[Dataset rows]
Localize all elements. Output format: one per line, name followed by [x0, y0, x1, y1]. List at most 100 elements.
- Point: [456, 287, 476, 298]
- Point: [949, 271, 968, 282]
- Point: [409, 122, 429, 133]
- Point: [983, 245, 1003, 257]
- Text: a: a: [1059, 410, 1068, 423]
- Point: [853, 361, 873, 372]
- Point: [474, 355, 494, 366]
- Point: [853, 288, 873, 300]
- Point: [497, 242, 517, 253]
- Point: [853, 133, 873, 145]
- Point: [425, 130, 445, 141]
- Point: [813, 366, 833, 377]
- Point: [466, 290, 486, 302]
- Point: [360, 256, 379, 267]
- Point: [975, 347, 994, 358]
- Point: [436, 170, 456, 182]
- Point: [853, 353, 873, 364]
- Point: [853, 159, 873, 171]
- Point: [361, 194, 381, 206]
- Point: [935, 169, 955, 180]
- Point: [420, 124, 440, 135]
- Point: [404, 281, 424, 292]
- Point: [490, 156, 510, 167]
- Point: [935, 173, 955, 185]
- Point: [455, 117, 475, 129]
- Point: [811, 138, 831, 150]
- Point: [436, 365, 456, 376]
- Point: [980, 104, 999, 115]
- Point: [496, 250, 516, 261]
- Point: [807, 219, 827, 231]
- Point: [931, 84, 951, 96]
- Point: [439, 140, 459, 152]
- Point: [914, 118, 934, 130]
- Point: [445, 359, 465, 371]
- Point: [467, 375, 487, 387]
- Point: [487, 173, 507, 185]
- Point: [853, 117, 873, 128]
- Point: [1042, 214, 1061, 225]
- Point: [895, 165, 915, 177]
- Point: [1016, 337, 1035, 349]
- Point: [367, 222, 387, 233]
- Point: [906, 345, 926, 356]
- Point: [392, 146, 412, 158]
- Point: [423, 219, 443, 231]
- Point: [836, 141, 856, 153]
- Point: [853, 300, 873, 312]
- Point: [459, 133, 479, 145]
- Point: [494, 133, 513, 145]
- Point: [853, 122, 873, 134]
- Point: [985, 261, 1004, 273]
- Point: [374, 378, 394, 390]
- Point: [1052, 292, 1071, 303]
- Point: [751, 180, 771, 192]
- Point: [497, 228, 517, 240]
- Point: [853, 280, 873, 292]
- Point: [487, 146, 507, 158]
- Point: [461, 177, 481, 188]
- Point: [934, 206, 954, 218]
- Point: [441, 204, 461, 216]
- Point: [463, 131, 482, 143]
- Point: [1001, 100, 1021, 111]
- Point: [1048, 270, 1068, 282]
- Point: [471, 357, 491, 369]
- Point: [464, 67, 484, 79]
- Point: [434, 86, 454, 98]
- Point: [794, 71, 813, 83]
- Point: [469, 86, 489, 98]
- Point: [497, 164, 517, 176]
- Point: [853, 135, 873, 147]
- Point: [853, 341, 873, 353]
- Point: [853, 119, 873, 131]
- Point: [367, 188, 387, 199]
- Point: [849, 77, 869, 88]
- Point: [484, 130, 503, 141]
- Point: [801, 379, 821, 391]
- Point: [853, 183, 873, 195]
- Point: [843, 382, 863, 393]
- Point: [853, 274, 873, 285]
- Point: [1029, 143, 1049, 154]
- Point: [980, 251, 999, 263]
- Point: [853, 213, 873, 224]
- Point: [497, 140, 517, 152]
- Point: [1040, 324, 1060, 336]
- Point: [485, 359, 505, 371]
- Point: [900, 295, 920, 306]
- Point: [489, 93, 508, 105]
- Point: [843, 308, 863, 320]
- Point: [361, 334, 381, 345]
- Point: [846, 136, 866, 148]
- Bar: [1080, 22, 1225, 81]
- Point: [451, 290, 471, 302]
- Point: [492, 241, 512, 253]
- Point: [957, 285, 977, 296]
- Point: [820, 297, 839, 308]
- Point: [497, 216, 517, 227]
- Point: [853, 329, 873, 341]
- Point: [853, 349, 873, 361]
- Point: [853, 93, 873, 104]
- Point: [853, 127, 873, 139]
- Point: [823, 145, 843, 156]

WHAT THE TASK REQUIRES: Reproduce every line of the records above word for word, keeping the original order, spacing, and punctuation.

OUTPUT FOR THIS EXERCISE:
Localize all elements. Output format: one per line, name followed by [x0, y0, x1, y1]. List at most 100 elements.
- Point: [456, 287, 476, 298]
- Point: [949, 271, 968, 282]
- Point: [409, 122, 429, 133]
- Point: [983, 245, 1003, 257]
- Text: a: a: [1059, 410, 1068, 423]
- Point: [853, 361, 873, 372]
- Point: [474, 355, 494, 366]
- Point: [853, 288, 873, 300]
- Point: [497, 242, 517, 253]
- Point: [853, 133, 873, 145]
- Point: [425, 130, 445, 141]
- Point: [813, 366, 833, 377]
- Point: [466, 290, 486, 302]
- Point: [360, 256, 379, 267]
- Point: [975, 347, 994, 358]
- Point: [436, 170, 456, 182]
- Point: [853, 353, 873, 364]
- Point: [853, 159, 873, 171]
- Point: [361, 194, 381, 206]
- Point: [935, 169, 955, 180]
- Point: [420, 124, 440, 135]
- Point: [404, 281, 424, 292]
- Point: [490, 156, 510, 167]
- Point: [935, 173, 955, 185]
- Point: [455, 117, 475, 129]
- Point: [811, 138, 831, 150]
- Point: [436, 365, 456, 376]
- Point: [980, 104, 999, 115]
- Point: [496, 250, 516, 261]
- Point: [807, 219, 827, 231]
- Point: [931, 84, 951, 96]
- Point: [439, 140, 459, 152]
- Point: [914, 118, 934, 130]
- Point: [445, 359, 465, 371]
- Point: [467, 375, 487, 387]
- Point: [487, 173, 507, 185]
- Point: [853, 117, 873, 128]
- Point: [1042, 214, 1061, 225]
- Point: [895, 165, 915, 177]
- Point: [1016, 337, 1035, 349]
- Point: [367, 222, 387, 233]
- Point: [906, 345, 926, 356]
- Point: [392, 146, 412, 158]
- Point: [423, 219, 443, 231]
- Point: [836, 141, 856, 153]
- Point: [853, 300, 873, 312]
- Point: [459, 133, 479, 145]
- Point: [494, 133, 513, 145]
- Point: [853, 122, 873, 134]
- Point: [985, 261, 1004, 273]
- Point: [374, 378, 394, 390]
- Point: [1052, 292, 1071, 303]
- Point: [751, 180, 771, 192]
- Point: [497, 228, 517, 240]
- Point: [853, 280, 873, 292]
- Point: [487, 146, 507, 158]
- Point: [461, 177, 481, 188]
- Point: [934, 206, 954, 218]
- Point: [441, 204, 461, 216]
- Point: [463, 131, 482, 143]
- Point: [1001, 100, 1021, 111]
- Point: [1048, 270, 1068, 282]
- Point: [471, 357, 491, 369]
- Point: [464, 67, 484, 79]
- Point: [434, 86, 454, 98]
- Point: [794, 71, 813, 83]
- Point: [469, 86, 489, 98]
- Point: [497, 164, 517, 176]
- Point: [853, 135, 873, 147]
- Point: [853, 341, 873, 353]
- Point: [853, 119, 873, 131]
- Point: [367, 188, 387, 199]
- Point: [849, 77, 869, 88]
- Point: [484, 130, 503, 141]
- Point: [801, 379, 821, 391]
- Point: [853, 183, 873, 195]
- Point: [843, 382, 863, 393]
- Point: [853, 274, 873, 285]
- Point: [1029, 143, 1049, 154]
- Point: [980, 251, 999, 263]
- Point: [853, 213, 873, 224]
- Point: [497, 140, 517, 152]
- Point: [1040, 324, 1060, 336]
- Point: [485, 359, 505, 371]
- Point: [900, 295, 920, 306]
- Point: [489, 93, 508, 105]
- Point: [843, 308, 863, 320]
- Point: [361, 334, 381, 345]
- Point: [846, 136, 866, 148]
- Bar: [1080, 22, 1225, 81]
- Point: [451, 290, 471, 302]
- Point: [492, 241, 512, 253]
- Point: [957, 285, 977, 296]
- Point: [820, 297, 839, 308]
- Point: [497, 216, 517, 227]
- Point: [853, 329, 873, 341]
- Point: [853, 349, 873, 361]
- Point: [853, 93, 873, 104]
- Point: [853, 127, 873, 139]
- Point: [823, 145, 843, 156]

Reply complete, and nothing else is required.